**Task description:** Copy all lines in which the word "unload" can be found.

====== Information supplied

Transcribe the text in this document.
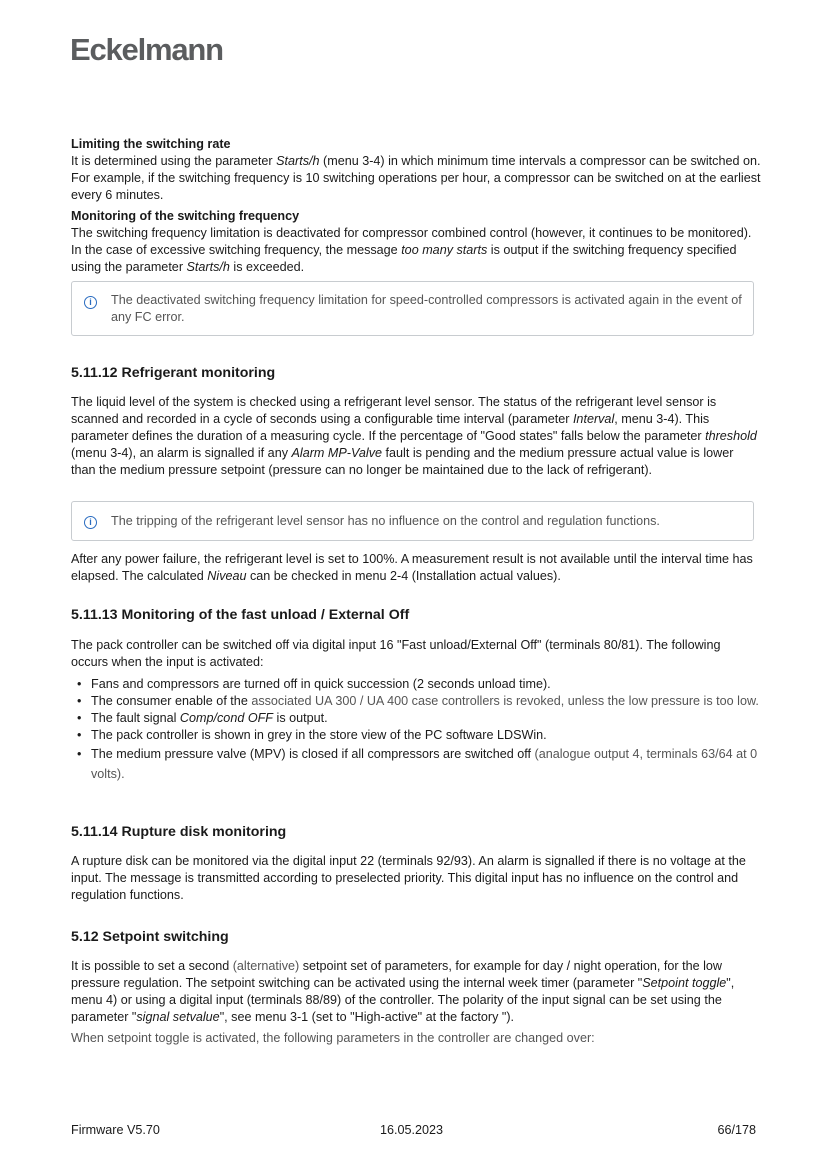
Eckelmann
Limiting the switching rate

It is determined using the parameter Starts/h (menu 3-4) in which minimum time intervals a compressor can be switched on. For example, if the switching frequency is 10 switching operations per hour, a compressor can be switched on at the earliest every 6 minutes.

Monitoring of the switching frequency

The switching frequency limitation is deactivated for compressor combined control (however, it continues to be monitored). In the case of excessive switching frequency, the message too many starts is output if the switching frequency specified using the parameter Starts/h is exceeded.

i	The deactivated switching frequency limitation for speed-controlled compressors is activated again in the event of any FC error.
5.11.12 Refrigerant monitoring

The liquid level of the system is checked using a refrigerant level sensor. The status of the refrigerant level sensor is scanned and recorded in a cycle of seconds using a configurable time interval (parameter Interval, menu 3-4). This parameter defines the duration of a measuring cycle. If the percentage of "Good states" falls below the parameter threshold (menu 3-4), an alarm is signalled if any Alarm MP-Valve fault is pending and the medium pressure actual value is lower than the medium pressure setpoint (pressure can no longer be maintained due to the lack of refrigerant).

i	The tripping of the refrigerant level sensor has no influence on the control and regulation functions.

After any power failure, the refrigerant level is set to 100%. A measurement result is not available until the interval time has elapsed. The calculated Niveau can be checked in menu 2-4 (Installation actual values).

5.11.13 Monitoring of the fast unload / External Off

The pack controller can be switched off via digital input 16 "Fast unload/External Off" (terminals 80/81). The following occurs when the input is activated:

• Fans and compressors are turned off in quick succession (2 seconds unload time).
• The consumer enable of the associated UA 300 / UA 400 case controllers is revoked, unless the low pressure is too low.
• The fault signal Comp/cond OFF is output.
• The pack controller is shown in grey in the store view of the PC software LDSWin.
• The medium pressure valve (MPV) is closed if all compressors are switched off (analogue output 4, terminals 63/64 at 0 volts).
5.11.14 Rupture disk monitoring

A rupture disk can be monitored via the digital input 22 (terminals 92/93). An alarm is signalled if there is no voltage at the input. The message is transmitted according to preselected priority. This digital input has no influence on the control and regulation functions.

5.12 Setpoint switching

It is possible to set a second (alternative) setpoint set of parameters, for example for day / night operation, for the low pressure regulation. The setpoint switching can be activated using the internal week timer (parameter "Setpoint toggle", menu 4) or using a digital input (terminals 88/89) of the controller. The polarity of the input signal can be set using the parameter "signal setvalue", see menu 3-1 (set to "High-active" at the factory ").

When setpoint toggle is activated, the following parameters in the controller are changed over:

Firmware V5.70	16.05.2023	66/178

============

**Final answer:**
5.11.13 Monitoring of the fast unload / External Off
The pack controller can be switched off via digital input 16 "Fast unload/External Off" (terminals 80/81). The following occurs when the input is activated:
• Fans and compressors are turned off in quick succession (2 seconds unload time).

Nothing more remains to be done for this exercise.